Article >>
━━━━

But here’s a chart showing the set of rates you could essentially lock in by extending the term of your ‘deposit’ at a particular point in time (using Monday’s values). We’re showing the SONIA OIS – the Sterling Overnight Index Average Overnight Index Swap rate – curve that is referenced by over £90 trillion of transactions each year, and described by the Bank of England as the risk-free rate. It basically tracks Bank Rate, but is a few basis points lower for reasons. We’re going to pretend that its relationship to Bank Rate is fixed, and it’s a perfect proxy for rate expectations. Bond nerds can shout at us for doing so in the comments.

Click through the charts below and you’ll see that knowing the value of one-month and two-month SONIA rates tells you where the value of one-month SONIA rate is expected to be in one month’s time – the so-called 1mth1mth forward OIS. And we can bootstrap a series of one-month SONIA rates forward over the next year.

The Bank of England MPC only meets on certain dates, and if we assume that rates are unchanged between meetings, we can interpolate the market’s expectation as to where rate decisions will come out.

━━━━

Data >>

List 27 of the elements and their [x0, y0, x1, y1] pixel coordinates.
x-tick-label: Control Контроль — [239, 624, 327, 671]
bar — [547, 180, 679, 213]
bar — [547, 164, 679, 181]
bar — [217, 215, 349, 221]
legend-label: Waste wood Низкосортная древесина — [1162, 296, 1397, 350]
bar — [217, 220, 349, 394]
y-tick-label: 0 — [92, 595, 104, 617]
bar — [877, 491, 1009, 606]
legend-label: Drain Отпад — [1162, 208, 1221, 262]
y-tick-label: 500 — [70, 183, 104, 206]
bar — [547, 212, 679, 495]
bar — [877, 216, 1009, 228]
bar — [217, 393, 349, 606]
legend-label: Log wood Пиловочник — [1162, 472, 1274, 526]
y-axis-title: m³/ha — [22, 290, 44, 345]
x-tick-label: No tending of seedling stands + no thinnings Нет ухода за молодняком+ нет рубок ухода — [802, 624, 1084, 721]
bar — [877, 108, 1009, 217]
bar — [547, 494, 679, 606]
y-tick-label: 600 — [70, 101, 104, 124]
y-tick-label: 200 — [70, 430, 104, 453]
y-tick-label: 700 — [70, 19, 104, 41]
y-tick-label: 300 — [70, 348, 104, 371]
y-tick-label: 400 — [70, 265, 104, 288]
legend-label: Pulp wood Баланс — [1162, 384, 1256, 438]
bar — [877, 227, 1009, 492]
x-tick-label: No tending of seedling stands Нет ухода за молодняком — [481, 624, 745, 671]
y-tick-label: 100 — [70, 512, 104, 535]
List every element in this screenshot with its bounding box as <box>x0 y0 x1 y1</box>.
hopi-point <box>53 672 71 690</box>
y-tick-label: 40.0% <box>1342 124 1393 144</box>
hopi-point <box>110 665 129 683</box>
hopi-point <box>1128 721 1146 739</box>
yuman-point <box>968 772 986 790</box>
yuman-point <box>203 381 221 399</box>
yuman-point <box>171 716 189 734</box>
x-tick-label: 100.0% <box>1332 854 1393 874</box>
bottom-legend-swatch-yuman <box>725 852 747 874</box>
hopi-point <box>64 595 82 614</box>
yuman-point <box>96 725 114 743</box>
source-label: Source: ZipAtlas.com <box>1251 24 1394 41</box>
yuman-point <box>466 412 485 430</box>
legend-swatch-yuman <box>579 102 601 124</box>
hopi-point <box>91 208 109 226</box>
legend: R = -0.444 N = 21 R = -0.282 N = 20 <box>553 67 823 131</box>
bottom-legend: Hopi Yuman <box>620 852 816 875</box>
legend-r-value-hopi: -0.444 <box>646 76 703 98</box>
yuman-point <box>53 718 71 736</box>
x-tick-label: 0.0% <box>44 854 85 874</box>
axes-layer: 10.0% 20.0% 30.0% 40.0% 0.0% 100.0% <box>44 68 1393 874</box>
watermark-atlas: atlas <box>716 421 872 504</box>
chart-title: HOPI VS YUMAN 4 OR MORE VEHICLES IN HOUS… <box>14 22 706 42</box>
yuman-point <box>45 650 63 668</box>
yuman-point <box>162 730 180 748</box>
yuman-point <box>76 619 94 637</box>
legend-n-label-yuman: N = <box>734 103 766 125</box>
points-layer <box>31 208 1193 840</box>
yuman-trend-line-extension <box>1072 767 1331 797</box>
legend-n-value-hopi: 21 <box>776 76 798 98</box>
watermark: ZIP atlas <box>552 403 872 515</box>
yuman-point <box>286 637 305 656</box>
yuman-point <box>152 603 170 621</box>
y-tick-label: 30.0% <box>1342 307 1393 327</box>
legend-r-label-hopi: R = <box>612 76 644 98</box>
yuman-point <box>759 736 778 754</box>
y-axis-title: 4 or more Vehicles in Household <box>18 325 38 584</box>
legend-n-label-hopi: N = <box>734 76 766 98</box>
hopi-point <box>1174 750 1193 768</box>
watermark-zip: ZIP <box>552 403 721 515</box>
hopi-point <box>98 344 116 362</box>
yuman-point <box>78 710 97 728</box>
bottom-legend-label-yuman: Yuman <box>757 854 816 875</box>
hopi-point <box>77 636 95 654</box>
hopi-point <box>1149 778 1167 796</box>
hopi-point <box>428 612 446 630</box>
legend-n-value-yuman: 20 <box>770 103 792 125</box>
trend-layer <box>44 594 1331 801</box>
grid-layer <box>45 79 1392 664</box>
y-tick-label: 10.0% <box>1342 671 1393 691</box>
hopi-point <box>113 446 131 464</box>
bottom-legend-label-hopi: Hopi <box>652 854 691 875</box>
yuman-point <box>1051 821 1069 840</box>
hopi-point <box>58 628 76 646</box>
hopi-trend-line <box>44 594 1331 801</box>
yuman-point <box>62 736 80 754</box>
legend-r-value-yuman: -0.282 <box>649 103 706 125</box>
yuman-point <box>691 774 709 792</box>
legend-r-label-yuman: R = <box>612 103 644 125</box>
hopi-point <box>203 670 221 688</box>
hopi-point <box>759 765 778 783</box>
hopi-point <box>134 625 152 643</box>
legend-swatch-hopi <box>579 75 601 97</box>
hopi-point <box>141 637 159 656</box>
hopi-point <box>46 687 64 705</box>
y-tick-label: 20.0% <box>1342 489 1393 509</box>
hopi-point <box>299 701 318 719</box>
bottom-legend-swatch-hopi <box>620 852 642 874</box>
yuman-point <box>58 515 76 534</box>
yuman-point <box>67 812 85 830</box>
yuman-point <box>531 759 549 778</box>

━━━━

Given request A >> List every acronym written in all capital letters in the SONIA passage, each once.
Given request B >> Swap "Monday’s" for "Tuesday’s" and write out the SONIA passage between "But here’s a" and "in the comments.", inclusive.
Work only from the SONIA passage above.

Response A >> SONIA, OIS, MPC

Response B >>
But here’s a chart showing the set of rates you could essentially lock in by extending the term of your ‘deposit’ at a particular point in time (using Tuesday’s values). We’re showing the SONIA OIS – the Sterling Overnight Index Average Overnight Index Swap rate – curve that is referenced by over £90 trillion of transactions each year, and described by the Bank of England as the risk-free rate. It basically tracks Bank Rate, but is a few basis points lower for reasons. We’re going to pretend that its relationship to Bank Rate is fixed, and it’s a perfect proxy for rate expectations. Bond nerds can shout at us for doing so in the comments.